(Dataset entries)
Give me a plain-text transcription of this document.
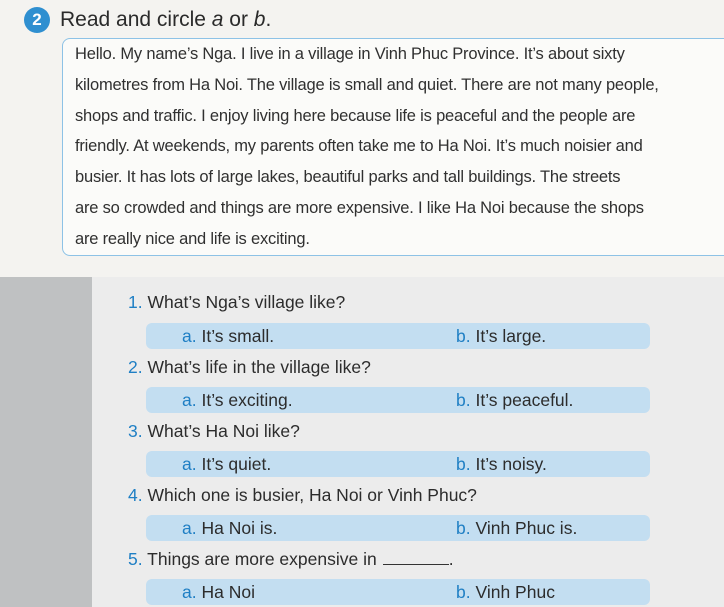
2 Read and circle a or b.
Hello. My name’s Nga. I live in a village in Vinh Phuc Province. It’s about sixty
kilometres from Ha Noi. The village is small and quiet. There are not many people,
shops and traffic. I enjoy living here because life is peaceful and the people are
friendly. At weekends, my parents often take me to Ha Noi. It’s much noisier and
busier. It has lots of large lakes, beautiful parks and tall buildings. The streets
are so crowded and things are more expensive. I like Ha Noi because the shops
are really nice and life is exciting.
1. What’s Nga’s village like?
a. It’s small.	b. It’s large.
2. What’s life in the village like?
a. It’s exciting.	b. It’s peaceful.
3. What’s Ha Noi like?
a. It’s quiet.	b. It’s noisy.
4. Which one is busier, Ha Noi or Vinh Phuc?
a. Ha Noi is.	b. Vinh Phuc is.
5. Things are more expensive in	.
a. Ha Noi	b. Vinh Phuc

§ THE PROBLEM: Print out every entry above without changing a word, and leave out the pictures.

§ SOLUTION TO THIS TASK:
Give me a plain-text transcription of this document.
2 Read and circle a or b.
Hello. My name’s Nga. I live in a village in Vinh Phuc Province. It’s about sixty
kilometres from Ha Noi. The village is small and quiet. There are not many people,
shops and traffic. I enjoy living here because life is peaceful and the people are
friendly. At weekends, my parents often take me to Ha Noi. It’s much noisier and
busier. It has lots of large lakes, beautiful parks and tall buildings. The streets
are so crowded and things are more expensive. I like Ha Noi because the shops
are really nice and life is exciting.
1. What’s Nga’s village like?
a. It’s small.	b. It’s large.
2. What’s life in the village like?
a. It’s exciting.	b. It’s peaceful.
3. What’s Ha Noi like?
a. It’s quiet.	b. It’s noisy.
4. Which one is busier, Ha Noi or Vinh Phuc?
a. Ha Noi is.	b. Vinh Phuc is.
5. Things are more expensive in	.
a. Ha Noi	b. Vinh Phuc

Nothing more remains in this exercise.